TASK TO CARRY OUT:
Output every record below exactly as it appears.

(Data records)
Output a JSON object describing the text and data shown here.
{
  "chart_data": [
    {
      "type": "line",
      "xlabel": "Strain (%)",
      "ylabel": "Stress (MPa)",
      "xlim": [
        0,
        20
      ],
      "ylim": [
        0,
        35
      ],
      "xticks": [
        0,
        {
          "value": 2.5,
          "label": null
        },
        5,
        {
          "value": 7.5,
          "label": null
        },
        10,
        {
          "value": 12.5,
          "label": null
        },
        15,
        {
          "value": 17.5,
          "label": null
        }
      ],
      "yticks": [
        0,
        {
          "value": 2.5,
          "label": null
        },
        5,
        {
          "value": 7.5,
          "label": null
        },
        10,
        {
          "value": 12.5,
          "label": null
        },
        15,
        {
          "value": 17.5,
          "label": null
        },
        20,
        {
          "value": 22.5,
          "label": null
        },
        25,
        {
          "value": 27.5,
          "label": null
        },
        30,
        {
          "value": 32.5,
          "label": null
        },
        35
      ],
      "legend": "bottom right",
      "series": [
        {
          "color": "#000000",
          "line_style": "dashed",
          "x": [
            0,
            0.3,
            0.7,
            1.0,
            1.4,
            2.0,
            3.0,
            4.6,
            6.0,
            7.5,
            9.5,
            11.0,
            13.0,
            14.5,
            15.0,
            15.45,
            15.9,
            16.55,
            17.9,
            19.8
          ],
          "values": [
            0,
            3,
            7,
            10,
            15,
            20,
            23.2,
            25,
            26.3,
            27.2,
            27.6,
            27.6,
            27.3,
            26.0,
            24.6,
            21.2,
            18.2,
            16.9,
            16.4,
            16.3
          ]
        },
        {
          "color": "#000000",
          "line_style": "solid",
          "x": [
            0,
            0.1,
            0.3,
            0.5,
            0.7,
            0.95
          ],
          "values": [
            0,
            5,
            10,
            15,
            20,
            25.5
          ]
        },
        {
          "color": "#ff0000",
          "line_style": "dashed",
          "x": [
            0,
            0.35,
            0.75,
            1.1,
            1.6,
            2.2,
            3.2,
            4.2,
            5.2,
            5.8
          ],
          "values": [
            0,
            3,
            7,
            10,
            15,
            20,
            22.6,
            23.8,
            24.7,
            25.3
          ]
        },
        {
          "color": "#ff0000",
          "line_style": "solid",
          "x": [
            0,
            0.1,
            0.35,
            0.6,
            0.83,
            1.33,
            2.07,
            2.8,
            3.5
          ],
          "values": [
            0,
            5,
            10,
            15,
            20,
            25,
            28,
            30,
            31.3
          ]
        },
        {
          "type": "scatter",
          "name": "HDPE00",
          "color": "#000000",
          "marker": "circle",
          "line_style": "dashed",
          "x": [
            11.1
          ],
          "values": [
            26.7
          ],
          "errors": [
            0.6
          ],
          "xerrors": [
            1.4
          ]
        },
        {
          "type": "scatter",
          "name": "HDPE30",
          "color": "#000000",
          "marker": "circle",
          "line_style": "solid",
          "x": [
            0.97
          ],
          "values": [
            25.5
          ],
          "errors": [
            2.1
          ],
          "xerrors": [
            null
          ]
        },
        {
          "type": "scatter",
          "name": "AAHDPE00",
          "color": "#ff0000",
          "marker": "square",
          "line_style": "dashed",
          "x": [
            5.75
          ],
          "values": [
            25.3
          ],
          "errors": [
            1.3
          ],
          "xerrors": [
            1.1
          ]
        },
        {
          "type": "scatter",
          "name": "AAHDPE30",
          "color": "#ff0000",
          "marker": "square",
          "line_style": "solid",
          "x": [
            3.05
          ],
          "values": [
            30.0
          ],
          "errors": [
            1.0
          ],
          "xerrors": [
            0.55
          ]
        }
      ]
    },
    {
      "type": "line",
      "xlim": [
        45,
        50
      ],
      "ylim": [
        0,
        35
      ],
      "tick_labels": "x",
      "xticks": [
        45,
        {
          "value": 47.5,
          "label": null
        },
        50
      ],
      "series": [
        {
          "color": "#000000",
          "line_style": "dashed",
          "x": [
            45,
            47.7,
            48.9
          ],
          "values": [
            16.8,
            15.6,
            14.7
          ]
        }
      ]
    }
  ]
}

TASK OUTPUT:
Output a JSON object describing the text and data shown here.
{
  "chart_data": [
    {
      "type": "line",
      "xlabel": "Strain (%)",
      "ylabel": "Stress (MPa)",
      "xlim": [
        0,
        20
      ],
      "ylim": [
        0,
        35
      ],
      "xticks": [
        0,
        {
          "value": 2.5,
          "label": null
        },
        5,
        {
          "value": 7.5,
          "label": null
        },
        10,
        {
          "value": 12.5,
          "label": null
        },
        15,
        {
          "value": 17.5,
          "label": null
        }
      ],
      "yticks": [
        0,
        {
          "value": 2.5,
          "label": null
        },
        5,
        {
          "value": 7.5,
          "label": null
        },
        10,
        {
          "value": 12.5,
          "label": null
        },
        15,
        {
          "value": 17.5,
          "label": null
        },
        20,
        {
          "value": 22.5,
          "label": null
        },
        25,
        {
          "value": 27.5,
          "label": null
        },
        30,
        {
          "value": 32.5,
          "label": null
        },
        35
      ],
      "legend": "bottom right",
      "series": [
        {
          "color": "#000000",
          "line_style": "dashed",
          "x": [
            0,
            0.3,
            0.7,
            1.0,
            1.4,
            2.0,
            3.0,
            4.6,
            6.0,
            7.5,
            9.5,
            11.0,
            13.0,
            14.5,
            15.0,
            15.45,
            15.9,
            16.55,
            17.9,
            19.8
          ],
          "values": [
            0,
            3,
            7,
            10,
            15,
            20,
            23.2,
            25,
            26.3,
            27.2,
            27.6,
            27.6,
            27.3,
            26.0,
            24.6,
            21.2,
            18.2,
            16.9,
            16.4,
            16.3
          ]
        },
        {
          "color": "#000000",
          "line_style": "solid",
          "x": [
            0,
            0.1,
            0.3,
            0.5,
            0.7,
            0.95
          ],
          "values": [
            0,
            5,
            10,
            15,
            20,
            25.5
          ]
        },
        {
          "color": "#ff0000",
          "line_style": "dashed",
          "x": [
            0,
            0.35,
            0.75,
            1.1,
            1.6,
            2.2,
            3.2,
            4.2,
            5.2,
            5.8
          ],
          "values": [
            0,
            3,
            7,
            10,
            15,
            20,
            22.6,
            23.8,
            24.7,
            25.3
          ]
        },
        {
          "color": "#ff0000",
          "line_style": "solid",
          "x": [
            0,
            0.1,
            0.35,
            0.6,
            0.83,
            1.33,
            2.07,
            2.8,
            3.5
          ],
          "values": [
            0,
            5,
            10,
            15,
            20,
            25,
            28,
            30,
            31.3
          ]
        },
        {
          "type": "scatter",
          "name": "HDPE00",
          "color": "#000000",
          "marker": "circle",
          "line_style": "dashed",
          "x": [
            11.1
          ],
          "values": [
            26.7
          ],
          "errors": [
            0.6
          ],
          "xerrors": [
            1.4
          ]
        },
        {
          "type": "scatter",
          "name": "HDPE30",
          "color": "#000000",
          "marker": "circle",
          "line_style": "solid",
          "x": [
            0.97
          ],
          "values": [
            25.5
          ],
          "errors": [
            2.1
          ],
          "xerrors": [
            null
          ]
        },
        {
          "type": "scatter",
          "name": "AAHDPE00",
          "color": "#ff0000",
          "marker": "square",
          "line_style": "dashed",
          "x": [
            5.75
          ],
          "values": [
            25.3
          ],
          "errors": [
            1.3
          ],
          "xerrors": [
            1.1
          ]
        },
        {
          "type": "scatter",
          "name": "AAHDPE30",
          "color": "#ff0000",
          "marker": "square",
          "line_style": "solid",
          "x": [
            3.05
          ],
          "values": [
            30.0
          ],
          "errors": [
            1.0
          ],
          "xerrors": [
            0.55
          ]
        }
      ]
    },
    {
      "type": "line",
      "xlim": [
        45,
        50
      ],
      "ylim": [
        0,
        35
      ],
      "tick_labels": "x",
      "xticks": [
        45,
        {
          "value": 47.5,
          "label": null
        },
        50
      ],
      "series": [
        {
          "color": "#000000",
          "line_style": "dashed",
          "x": [
            45,
            47.7,
            48.9
          ],
          "values": [
            16.8,
            15.6,
            14.7
          ]
        }
      ]
    }
  ]
}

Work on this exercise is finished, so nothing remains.